** begin Excerpted data **

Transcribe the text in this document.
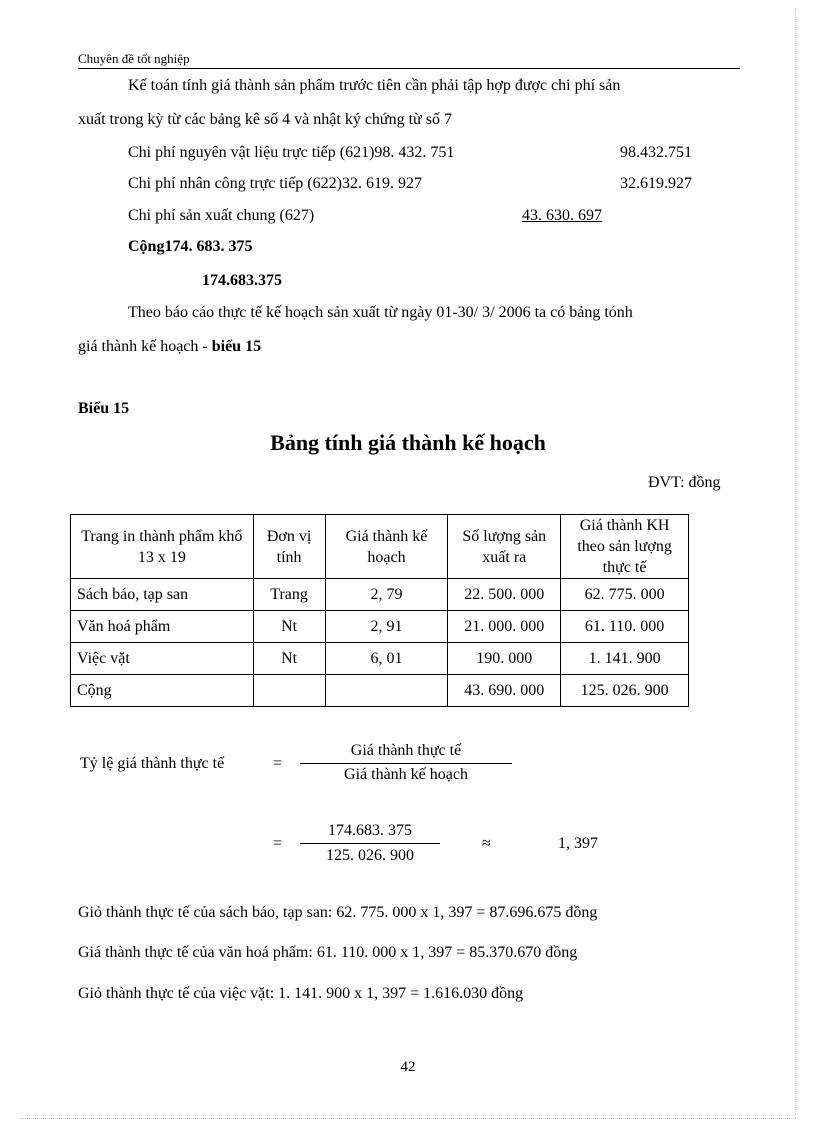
Chuyên đề tốt nghiệp
Kế toán tính giá thành sản phẩm trước tiên cần phải tập hợp được chi phí sản
xuất trong kỳ từ các bảng kê số 4 và nhật ký chứng từ số 7
Chi phí nguyên vật liệu trực tiếp (621)98. 432. 751	98.432.751
Chi phí nhân công trực tiếp (622)32. 619. 927	32.619.927
Chi phí sản xuất chung (627)	43. 630. 697
Cộng174. 683. 375
174.683.375
Theo báo cáo thực tế kế hoạch sản xuất từ ngày 01-30/ 3/ 2006 ta có bảng tónh
giá thành kế hoạch - biểu 15
Biểu 15
Bảng tính giá thành kế hoạch
ĐVT: đồng
Trang in thành phẩm khổ 13 x 19	Đơn vị tính	Giá thành kế hoạch	Số lượng sản xuất ra	Giá thành KH theo sản lượng thực tế
Sách báo, tạp san	Trang	2, 79	22. 500. 000	62. 775. 000
Văn hoá phẩm	Nt	2, 91	21. 000. 000	61. 110. 000
Việc vặt	Nt	6, 01	190. 000	1. 141. 900
Cộng			43. 690. 000	125. 026. 900
Tỷ lệ giá thành thực tế	=
Giá thành thực tế
Giá thành kế hoạch
=
174.683. 375
125. 026. 900
≈	1, 397
Giỏ thành thực tế của sách báo, tạp san: 62. 775. 000 x 1, 397 = 87.696.675 đồng
Giá thành thực tế của văn hoá phẩm: 61. 110. 000 x 1, 397 = 85.370.670 đồng
Giỏ thành thực tế của việc vặt: 1. 141. 900 x 1, 397 = 1.616.030 đồng
42
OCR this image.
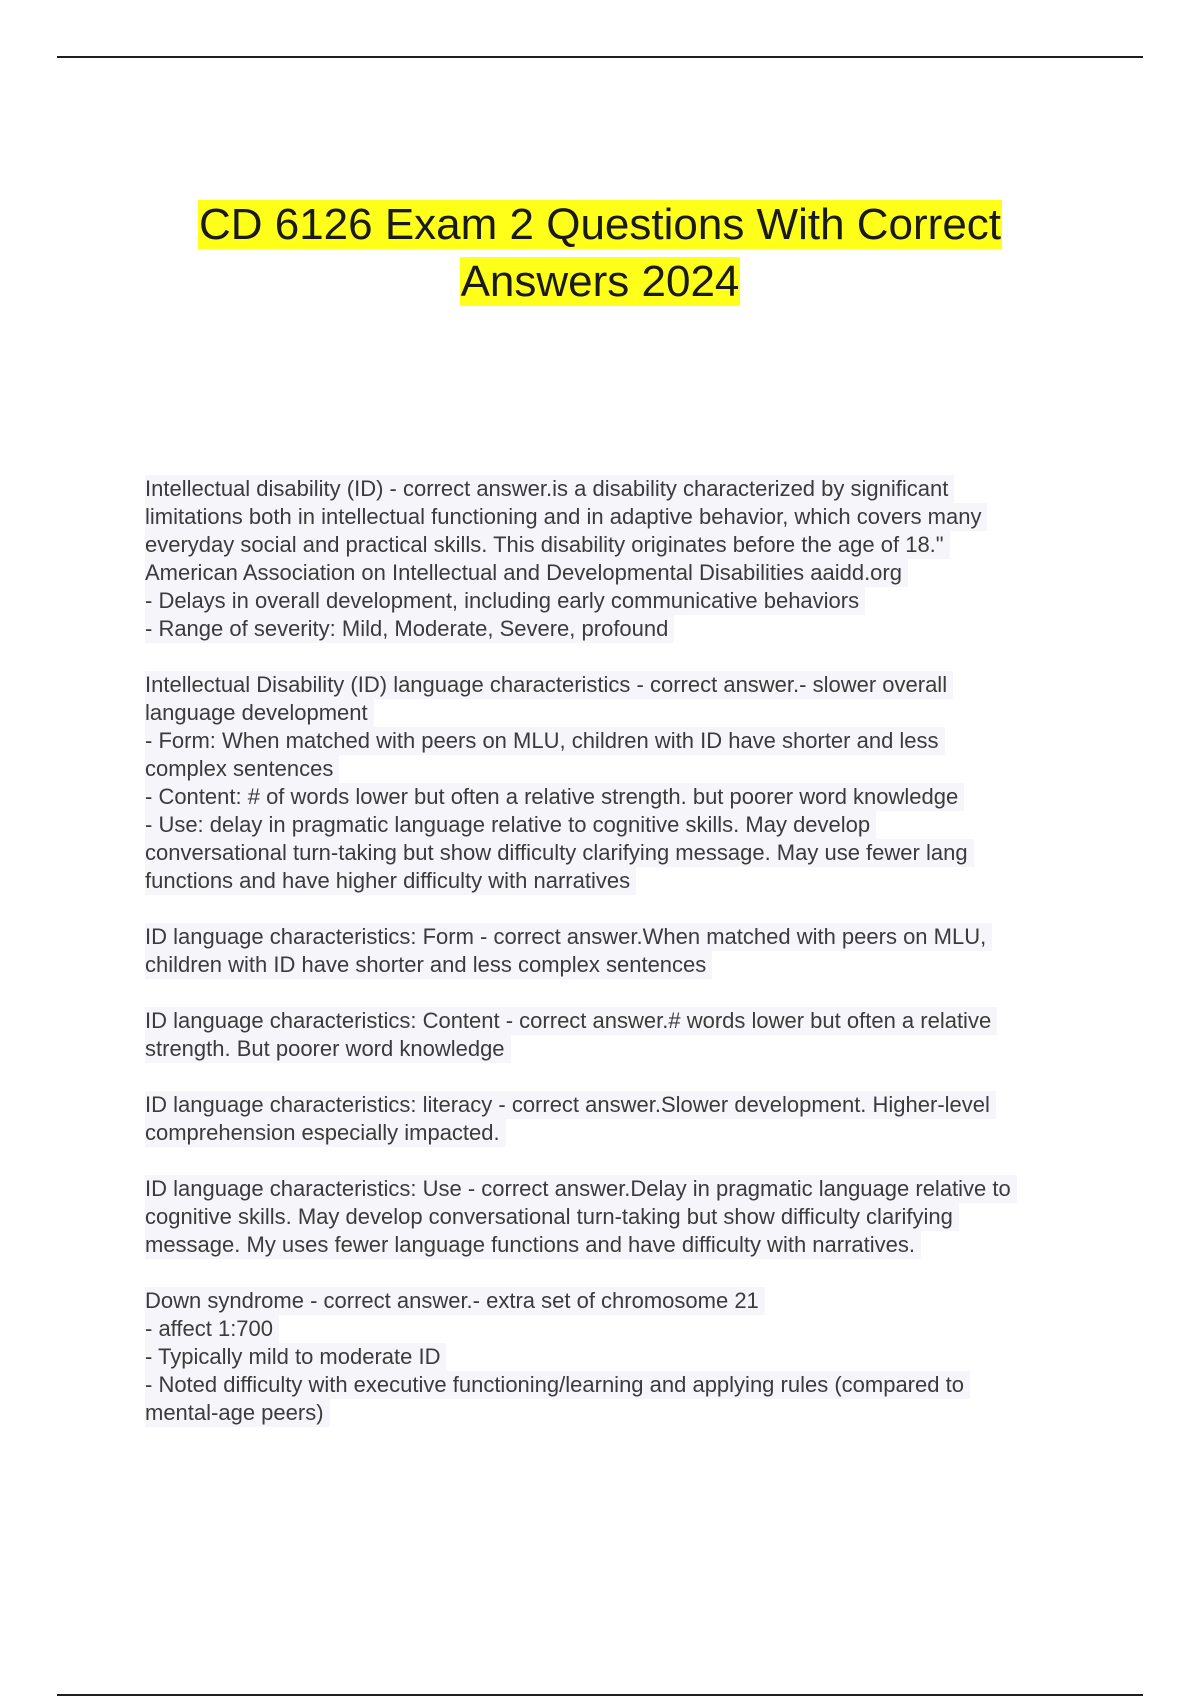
CD 6126 Exam 2 Questions With Correct
Answers 2024
Intellectual disability (ID) - correct answer.is a disability characterized by significant
limitations both in intellectual functioning and in adaptive behavior, which covers many
everyday social and practical skills. This disability originates before the age of 18."
American Association on Intellectual and Developmental Disabilities aaidd.org
- Delays in overall development, including early communicative behaviors
- Range of severity: Mild, Moderate, Severe, profound
Intellectual Disability (ID) language characteristics - correct answer.- slower overall
language development
- Form: When matched with peers on MLU, children with ID have shorter and less
complex sentences
- Content: # of words lower but often a relative strength. but poorer word knowledge
- Use: delay in pragmatic language relative to cognitive skills. May develop
conversational turn-taking but show difficulty clarifying message. May use fewer lang
functions and have higher difficulty with narratives
ID language characteristics: Form - correct answer.When matched with peers on MLU,
children with ID have shorter and less complex sentences
ID language characteristics: Content - correct answer.# words lower but often a relative
strength. But poorer word knowledge
ID language characteristics: literacy - correct answer.Slower development. Higher-level
comprehension especially impacted.
ID language characteristics: Use - correct answer.Delay in pragmatic language relative to
cognitive skills. May develop conversational turn-taking but show difficulty clarifying
message. My uses fewer language functions and have difficulty with narratives.
Down syndrome - correct answer.- extra set of chromosome 21
- affect 1:700
- Typically mild to moderate ID
- Noted difficulty with executive functioning/learning and applying rules (compared to
mental-age peers)
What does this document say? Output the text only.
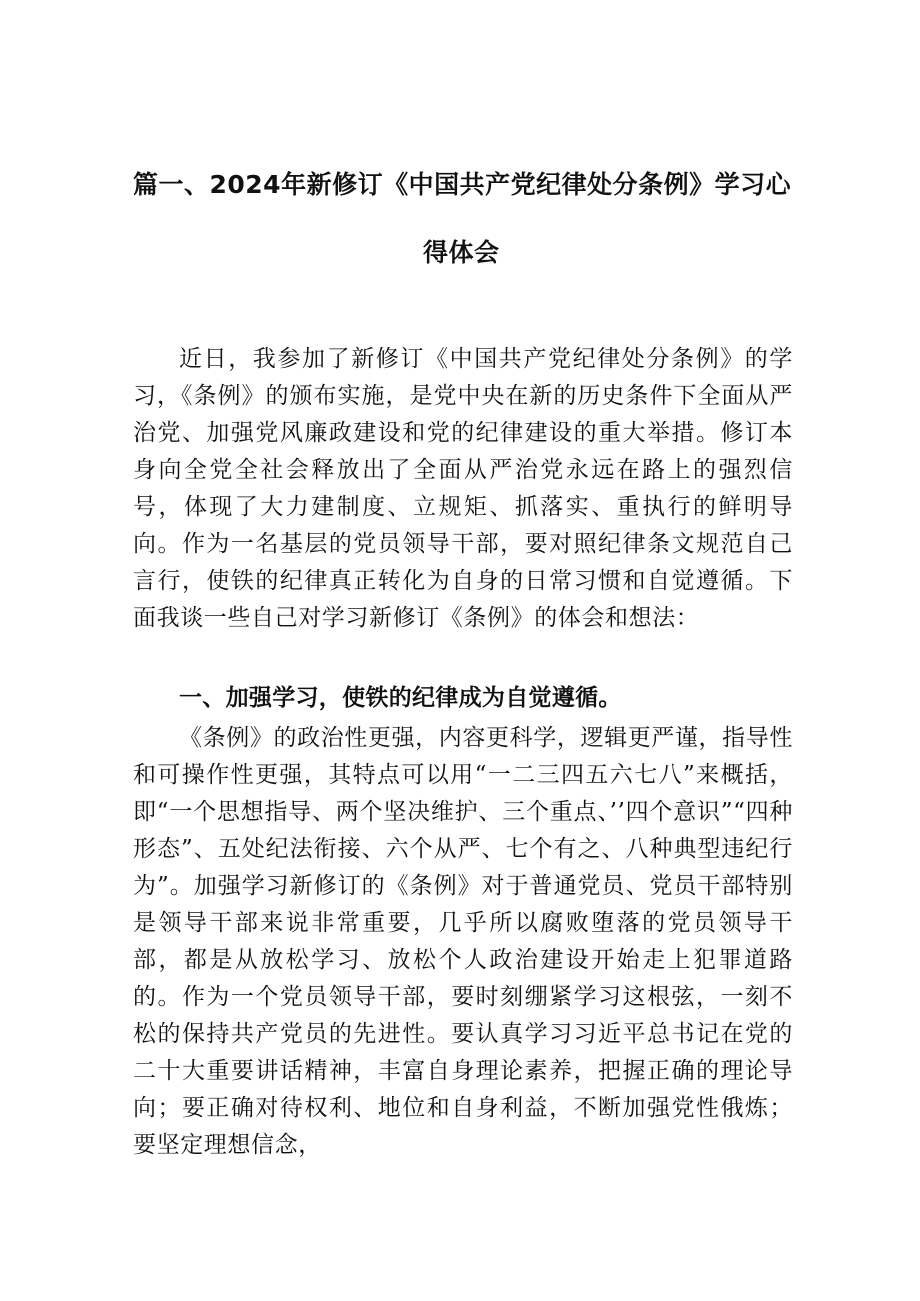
篇一、2024年新修订《中国共产党纪律处分条例》学习心
得体会

近日，我参加了新修订《中国共产党纪律处分条例》的学习，《条例》的颁布实施，是党中央在新的历史条件下全面从严治党、加强党风廉政建设和党的纪律建设的重大举措。修订本身向全党全社会释放出了全面从严治党永远在路上的强烈信号，体现了大力建制度、立规矩、抓落实、重执行的鲜明导向。作为一名基层的党员领导干部，要对照纪律条文规范自己言行，使铁的纪律真正转化为自身的日常习惯和自觉遵循。下面我谈一些自己对学习新修订《条例》的体会和想法：

一、加强学习，使铁的纪律成为自觉遵循。

《条例》的政治性更强，内容更科学，逻辑更严谨，指导性和可操作性更强，其特点可以用“一二三四五六七八”来概括，即“一个思想指导、两个坚决维护、三个重点、’’四个意识”“四种形态”、五处纪法衔接、六个从严、七个有之、八种典型违纪行为”。加强学习新修订的《条例》对于普通党员、党员干部特别是领导干部来说非常重要，几乎所以腐败堕落的党员领导干部，都是从放松学习、放松个人政治建设开始走上犯罪道路的。作为一个党员领导干部，要时刻绷紧学习这根弦，一刻不松的保持共产党员的先进性。要认真学习习近平总书记在党的二十大重要讲话精神，丰富自身理论素养，把握正确的理论导向；要正确对待权利、地位和自身利益，不断加强党性俄炼；要坚定理想信念，
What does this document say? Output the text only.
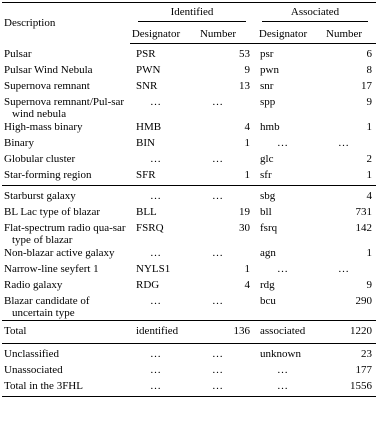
Description	Identified		Associated	

	Designator	Number	Designator	Number

Pulsar	PSR	53	psr	6
Pulsar Wind Nebula	PWN	9	pwn	8
Supernova remnant	SNR	13	snr	17

Supernova remnant/Pul-sar wind nebula	…	…	spp	9
High-mass binary	HMB	4	hmb	1
Binary	BIN	1	…	…
Globular cluster	…	…	glc	2
Star-forming region	SFR	1	sfr	1

Starburst galaxy	…	…	sbg	4
BL Lac type of blazar	BLL	19	bll	731

Flat-spectrum radio qua-sar type of blazar	FSRQ	30	fsrq	142
Non-blazar active galaxy	…	…	agn	1
Narrow-line seyfert 1	NYLS1	1	…	…
Radio galaxy	RDG	4	rdg	9

Blazar candidate of uncertain type	…	…	bcu	290
Total	identified	136	associated	1220

Unclassified	…	…	unknown	23
Unassociated	…	…	…	177
Total in the 3FHL	…	…	…	1556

** end Excerpted data **

Reproduce each line of the records exactly, and omit every picture.

The response:
Transcribe the text in this document.
Chuyên đề tốt nghiệp
Kế toán tính giá thành sản phẩm trước tiên cần phải tập hợp được chi phí sản
xuất trong kỳ từ các bảng kê số 4 và nhật ký chứng từ số 7
Chi phí nguyên vật liệu trực tiếp (621)98. 432. 751	98.432.751
Chi phí nhân công trực tiếp (622)32. 619. 927	32.619.927
Chi phí sản xuất chung (627)	43. 630. 697
Cộng174. 683. 375
174.683.375
Theo báo cáo thực tế kế hoạch sản xuất từ ngày 01-30/ 3/ 2006 ta có bảng tónh
giá thành kế hoạch - biểu 15
Biểu 15
Bảng tính giá thành kế hoạch
ĐVT: đồng
Trang in thành phẩm khổ 13 x 19	Đơn vị tính	Giá thành kế hoạch	Số lượng sản xuất ra	Giá thành KH theo sản lượng thực tế
Sách báo, tạp san	Trang	2, 79	22. 500. 000	62. 775. 000
Văn hoá phẩm	Nt	2, 91	21. 000. 000	61. 110. 000
Việc vặt	Nt	6, 01	190. 000	1. 141. 900
Cộng			43. 690. 000	125. 026. 900
Tỷ lệ giá thành thực tế	=
Giá thành thực tế
Giá thành kế hoạch
=
174.683. 375
125. 026. 900
≈	1, 397
Giỏ thành thực tế của sách báo, tạp san: 62. 775. 000 x 1, 397 = 87.696.675 đồng
Giá thành thực tế của văn hoá phẩm: 61. 110. 000 x 1, 397 = 85.370.670 đồng
Giỏ thành thực tế của việc vặt: 1. 141. 900 x 1, 397 = 1.616.030 đồng
42
OCR this image.
CD 6126 Exam 2 Questions With Correct
Answers 2024
Intellectual disability (ID) - correct answer.is a disability characterized by significant
limitations both in intellectual functioning and in adaptive behavior, which covers many
everyday social and practical skills. This disability originates before the age of 18."
American Association on Intellectual and Developmental Disabilities aaidd.org
- Delays in overall development, including early communicative behaviors
- Range of severity: Mild, Moderate, Severe, profound
Intellectual Disability (ID) language characteristics - correct answer.- slower overall
language development
- Form: When matched with peers on MLU, children with ID have shorter and less
complex sentences
- Content: # of words lower but often a relative strength. but poorer word knowledge
- Use: delay in pragmatic language relative to cognitive skills. May develop
conversational turn-taking but show difficulty clarifying message. May use fewer lang
functions and have higher difficulty with narratives
ID language characteristics: Form - correct answer.When matched with peers on MLU,
children with ID have shorter and less complex sentences
ID language characteristics: Content - correct answer.# words lower but often a relative
strength. But poorer word knowledge
ID language characteristics: literacy - correct answer.Slower development. Higher-level
comprehension especially impacted.
ID language characteristics: Use - correct answer.Delay in pragmatic language relative to
cognitive skills. May develop conversational turn-taking but show difficulty clarifying
message. My uses fewer language functions and have difficulty with narratives.
Down syndrome - correct answer.- extra set of chromosome 21
- affect 1:700
- Typically mild to moderate ID
- Noted difficulty with executive functioning/learning and applying rules (compared to
mental-age peers)
What does this document say? Output the text only.
篇一、2024年新修订《中国共产党纪律处分条例》学习心
得体会

近日，我参加了新修订《中国共产党纪律处分条例》的学习，《条例》的颁布实施，是党中央在新的历史条件下全面从严治党、加强党风廉政建设和党的纪律建设的重大举措。修订本身向全党全社会释放出了全面从严治党永远在路上的强烈信号，体现了大力建制度、立规矩、抓落实、重执行的鲜明导向。作为一名基层的党员领导干部，要对照纪律条文规范自己言行，使铁的纪律真正转化为自身的日常习惯和自觉遵循。下面我谈一些自己对学习新修订《条例》的体会和想法：

一、加强学习，使铁的纪律成为自觉遵循。

《条例》的政治性更强，内容更科学，逻辑更严谨，指导性和可操作性更强，其特点可以用“一二三四五六七八”来概括，即“一个思想指导、两个坚决维护、三个重点、’’四个意识”“四种形态”、五处纪法衔接、六个从严、七个有之、八种典型违纪行为”。加强学习新修订的《条例》对于普通党员、党员干部特别是领导干部来说非常重要，几乎所以腐败堕落的党员领导干部，都是从放松学习、放松个人政治建设开始走上犯罪道路的。作为一个党员领导干部，要时刻绷紧学习这根弦，一刻不松的保持共产党员的先进性。要认真学习习近平总书记在党的二十大重要讲话精神，丰富自身理论素养，把握正确的理论导向；要正确对待权利、地位和自身利益，不断加强党性俄炼；要坚定理想信念，
What does this document say? Output the text only.
Description	Identified		Associated	

	Designator	Number	Designator	Number

Pulsar	PSR	53	psr	6
Pulsar Wind Nebula	PWN	9	pwn	8
Supernova remnant	SNR	13	snr	17

Supernova remnant/Pul-sar wind nebula	…	…	spp	9
High-mass binary	HMB	4	hmb	1
Binary	BIN	1	…	…
Globular cluster	…	…	glc	2
Star-forming region	SFR	1	sfr	1

Starburst galaxy	…	…	sbg	4
BL Lac type of blazar	BLL	19	bll	731

Flat-spectrum radio qua-sar type of blazar	FSRQ	30	fsrq	142
Non-blazar active galaxy	…	…	agn	1
Narrow-line seyfert 1	NYLS1	1	…	…
Radio galaxy	RDG	4	rdg	9

Blazar candidate of uncertain type	…	…	bcu	290
Total	identified	136	associated	1220

Unclassified	…	…	unknown	23
Unassociated	…	…	…	177
Total in the 3FHL	…	…	…	1556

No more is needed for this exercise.